The listing below should be written out exactly; please include all of it.

start Material for this task

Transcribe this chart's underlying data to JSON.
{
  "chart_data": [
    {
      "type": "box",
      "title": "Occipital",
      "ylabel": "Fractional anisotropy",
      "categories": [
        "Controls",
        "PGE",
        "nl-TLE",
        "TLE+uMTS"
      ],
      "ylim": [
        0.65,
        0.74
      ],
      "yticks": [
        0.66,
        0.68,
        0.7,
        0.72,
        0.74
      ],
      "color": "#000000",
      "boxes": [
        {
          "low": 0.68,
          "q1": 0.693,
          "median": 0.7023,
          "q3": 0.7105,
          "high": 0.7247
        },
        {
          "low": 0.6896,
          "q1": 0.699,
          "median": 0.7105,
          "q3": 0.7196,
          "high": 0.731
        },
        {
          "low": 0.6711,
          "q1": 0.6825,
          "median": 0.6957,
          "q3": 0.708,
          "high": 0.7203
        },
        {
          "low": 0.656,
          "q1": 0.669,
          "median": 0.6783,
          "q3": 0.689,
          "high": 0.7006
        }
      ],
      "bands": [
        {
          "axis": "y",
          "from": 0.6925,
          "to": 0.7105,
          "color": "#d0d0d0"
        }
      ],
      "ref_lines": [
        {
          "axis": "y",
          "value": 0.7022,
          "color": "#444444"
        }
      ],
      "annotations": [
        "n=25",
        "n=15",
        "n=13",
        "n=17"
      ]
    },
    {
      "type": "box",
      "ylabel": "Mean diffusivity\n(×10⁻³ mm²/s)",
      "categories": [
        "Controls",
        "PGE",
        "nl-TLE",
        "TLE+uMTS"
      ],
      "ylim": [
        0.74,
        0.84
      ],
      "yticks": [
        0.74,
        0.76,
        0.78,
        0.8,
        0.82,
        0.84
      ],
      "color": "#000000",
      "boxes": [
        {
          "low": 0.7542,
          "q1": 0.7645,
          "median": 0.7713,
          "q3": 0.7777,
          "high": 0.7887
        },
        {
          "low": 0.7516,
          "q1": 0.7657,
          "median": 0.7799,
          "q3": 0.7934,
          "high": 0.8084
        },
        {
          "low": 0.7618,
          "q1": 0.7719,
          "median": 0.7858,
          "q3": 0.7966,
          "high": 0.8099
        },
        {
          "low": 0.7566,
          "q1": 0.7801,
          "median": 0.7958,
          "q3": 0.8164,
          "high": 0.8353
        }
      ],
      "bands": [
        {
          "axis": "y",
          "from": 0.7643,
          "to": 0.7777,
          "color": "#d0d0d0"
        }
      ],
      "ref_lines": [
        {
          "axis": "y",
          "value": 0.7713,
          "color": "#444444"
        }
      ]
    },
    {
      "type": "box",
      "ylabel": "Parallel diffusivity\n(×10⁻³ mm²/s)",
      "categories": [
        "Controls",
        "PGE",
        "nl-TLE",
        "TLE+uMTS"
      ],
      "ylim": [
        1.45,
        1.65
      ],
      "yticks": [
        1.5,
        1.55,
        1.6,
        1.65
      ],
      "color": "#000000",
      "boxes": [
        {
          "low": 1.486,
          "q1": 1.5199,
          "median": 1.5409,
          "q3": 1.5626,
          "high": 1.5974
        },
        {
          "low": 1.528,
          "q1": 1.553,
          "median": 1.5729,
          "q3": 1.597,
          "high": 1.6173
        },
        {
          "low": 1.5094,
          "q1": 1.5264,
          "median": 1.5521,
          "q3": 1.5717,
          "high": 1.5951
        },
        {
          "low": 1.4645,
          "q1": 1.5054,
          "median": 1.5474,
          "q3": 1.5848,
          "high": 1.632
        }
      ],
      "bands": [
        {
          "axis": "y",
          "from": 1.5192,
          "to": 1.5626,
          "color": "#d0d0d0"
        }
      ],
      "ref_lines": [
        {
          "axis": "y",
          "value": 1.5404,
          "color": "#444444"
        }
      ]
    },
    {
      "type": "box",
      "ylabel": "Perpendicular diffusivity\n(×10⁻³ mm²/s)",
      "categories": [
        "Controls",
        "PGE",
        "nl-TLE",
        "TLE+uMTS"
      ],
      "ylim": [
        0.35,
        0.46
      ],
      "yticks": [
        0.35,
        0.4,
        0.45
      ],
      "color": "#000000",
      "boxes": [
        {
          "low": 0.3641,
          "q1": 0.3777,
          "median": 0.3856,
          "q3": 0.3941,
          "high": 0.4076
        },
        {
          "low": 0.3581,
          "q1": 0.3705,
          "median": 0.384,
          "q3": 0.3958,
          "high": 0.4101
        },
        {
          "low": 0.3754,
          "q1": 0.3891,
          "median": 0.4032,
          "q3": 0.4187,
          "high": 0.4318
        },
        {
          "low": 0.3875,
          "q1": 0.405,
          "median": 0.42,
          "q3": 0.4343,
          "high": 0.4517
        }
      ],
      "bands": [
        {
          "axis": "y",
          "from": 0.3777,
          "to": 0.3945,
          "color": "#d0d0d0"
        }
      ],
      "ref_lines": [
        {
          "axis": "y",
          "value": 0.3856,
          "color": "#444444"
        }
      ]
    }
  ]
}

end Material for this task

Final answer:
Transcribe this chart's underlying data to JSON.
{
  "chart_data": [
    {
      "type": "box",
      "title": "Occipital",
      "ylabel": "Fractional anisotropy",
      "categories": [
        "Controls",
        "PGE",
        "nl-TLE",
        "TLE+uMTS"
      ],
      "ylim": [
        0.65,
        0.74
      ],
      "yticks": [
        0.66,
        0.68,
        0.7,
        0.72,
        0.74
      ],
      "color": "#000000",
      "boxes": [
        {
          "low": 0.68,
          "q1": 0.693,
          "median": 0.7023,
          "q3": 0.7105,
          "high": 0.7247
        },
        {
          "low": 0.6896,
          "q1": 0.699,
          "median": 0.7105,
          "q3": 0.7196,
          "high": 0.731
        },
        {
          "low": 0.6711,
          "q1": 0.6825,
          "median": 0.6957,
          "q3": 0.708,
          "high": 0.7203
        },
        {
          "low": 0.656,
          "q1": 0.669,
          "median": 0.6783,
          "q3": 0.689,
          "high": 0.7006
        }
      ],
      "bands": [
        {
          "axis": "y",
          "from": 0.6925,
          "to": 0.7105,
          "color": "#d0d0d0"
        }
      ],
      "ref_lines": [
        {
          "axis": "y",
          "value": 0.7022,
          "color": "#444444"
        }
      ],
      "annotations": [
        "n=25",
        "n=15",
        "n=13",
        "n=17"
      ]
    },
    {
      "type": "box",
      "ylabel": "Mean diffusivity\n(×10⁻³ mm²/s)",
      "categories": [
        "Controls",
        "PGE",
        "nl-TLE",
        "TLE+uMTS"
      ],
      "ylim": [
        0.74,
        0.84
      ],
      "yticks": [
        0.74,
        0.76,
        0.78,
        0.8,
        0.82,
        0.84
      ],
      "color": "#000000",
      "boxes": [
        {
          "low": 0.7542,
          "q1": 0.7645,
          "median": 0.7713,
          "q3": 0.7777,
          "high": 0.7887
        },
        {
          "low": 0.7516,
          "q1": 0.7657,
          "median": 0.7799,
          "q3": 0.7934,
          "high": 0.8084
        },
        {
          "low": 0.7618,
          "q1": 0.7719,
          "median": 0.7858,
          "q3": 0.7966,
          "high": 0.8099
        },
        {
          "low": 0.7566,
          "q1": 0.7801,
          "median": 0.7958,
          "q3": 0.8164,
          "high": 0.8353
        }
      ],
      "bands": [
        {
          "axis": "y",
          "from": 0.7643,
          "to": 0.7777,
          "color": "#d0d0d0"
        }
      ],
      "ref_lines": [
        {
          "axis": "y",
          "value": 0.7713,
          "color": "#444444"
        }
      ]
    },
    {
      "type": "box",
      "ylabel": "Parallel diffusivity\n(×10⁻³ mm²/s)",
      "categories": [
        "Controls",
        "PGE",
        "nl-TLE",
        "TLE+uMTS"
      ],
      "ylim": [
        1.45,
        1.65
      ],
      "yticks": [
        1.5,
        1.55,
        1.6,
        1.65
      ],
      "color": "#000000",
      "boxes": [
        {
          "low": 1.486,
          "q1": 1.5199,
          "median": 1.5409,
          "q3": 1.5626,
          "high": 1.5974
        },
        {
          "low": 1.528,
          "q1": 1.553,
          "median": 1.5729,
          "q3": 1.597,
          "high": 1.6173
        },
        {
          "low": 1.5094,
          "q1": 1.5264,
          "median": 1.5521,
          "q3": 1.5717,
          "high": 1.5951
        },
        {
          "low": 1.4645,
          "q1": 1.5054,
          "median": 1.5474,
          "q3": 1.5848,
          "high": 1.632
        }
      ],
      "bands": [
        {
          "axis": "y",
          "from": 1.5192,
          "to": 1.5626,
          "color": "#d0d0d0"
        }
      ],
      "ref_lines": [
        {
          "axis": "y",
          "value": 1.5404,
          "color": "#444444"
        }
      ]
    },
    {
      "type": "box",
      "ylabel": "Perpendicular diffusivity\n(×10⁻³ mm²/s)",
      "categories": [
        "Controls",
        "PGE",
        "nl-TLE",
        "TLE+uMTS"
      ],
      "ylim": [
        0.35,
        0.46
      ],
      "yticks": [
        0.35,
        0.4,
        0.45
      ],
      "color": "#000000",
      "boxes": [
        {
          "low": 0.3641,
          "q1": 0.3777,
          "median": 0.3856,
          "q3": 0.3941,
          "high": 0.4076
        },
        {
          "low": 0.3581,
          "q1": 0.3705,
          "median": 0.384,
          "q3": 0.3958,
          "high": 0.4101
        },
        {
          "low": 0.3754,
          "q1": 0.3891,
          "median": 0.4032,
          "q3": 0.4187,
          "high": 0.4318
        },
        {
          "low": 0.3875,
          "q1": 0.405,
          "median": 0.42,
          "q3": 0.4343,
          "high": 0.4517
        }
      ],
      "bands": [
        {
          "axis": "y",
          "from": 0.3777,
          "to": 0.3945,
          "color": "#d0d0d0"
        }
      ],
      "ref_lines": [
        {
          "axis": "y",
          "value": 0.3856,
          "color": "#444444"
        }
      ]
    }
  ]
}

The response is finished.